WRITTEN EXERCISE =
Copy, in full, each line of the material that holds the word "name".

EXERCISE MATERIAL =
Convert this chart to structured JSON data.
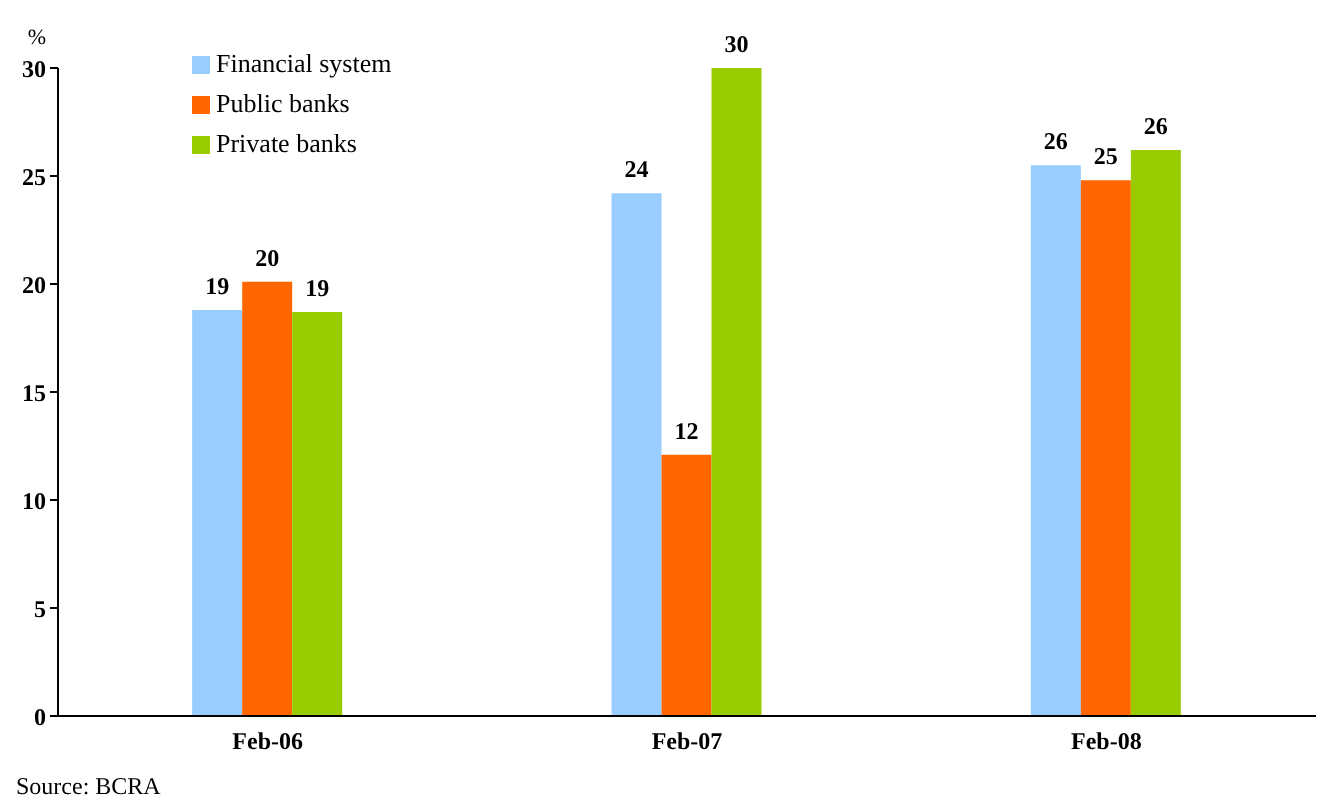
{
  "chart_data": {
    "type": "bar",
    "ylabel": "%",
    "categories": [
      "Feb-06",
      "Feb-07",
      "Feb-08"
    ],
    "series": [
      {
        "name": "Financial system",
        "color": "#99ccff",
        "values": [
          18.8,
          24.2,
          25.5
        ],
        "value_labels": [
          "19",
          "24",
          "26"
        ]
      },
      {
        "name": "Public banks",
        "color": "#ff6600",
        "values": [
          20.1,
          12.1,
          24.8
        ],
        "value_labels": [
          "20",
          "12",
          "25"
        ]
      },
      {
        "name": "Private banks",
        "color": "#99cc00",
        "values": [
          18.7,
          30,
          26.2
        ],
        "value_labels": [
          "19",
          "30",
          "26"
        ]
      }
    ],
    "ylim": [
      0,
      30
    ],
    "yticks": [
      0,
      5,
      10,
      15,
      20,
      25,
      30
    ],
    "grid": false,
    "legend": "top left",
    "annotations": [
      "Source: BCRA"
    ]
  }
}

WORKED ANSWER =
        "name": "Financial system",
        "name": "Public banks",
        "name": "Private banks",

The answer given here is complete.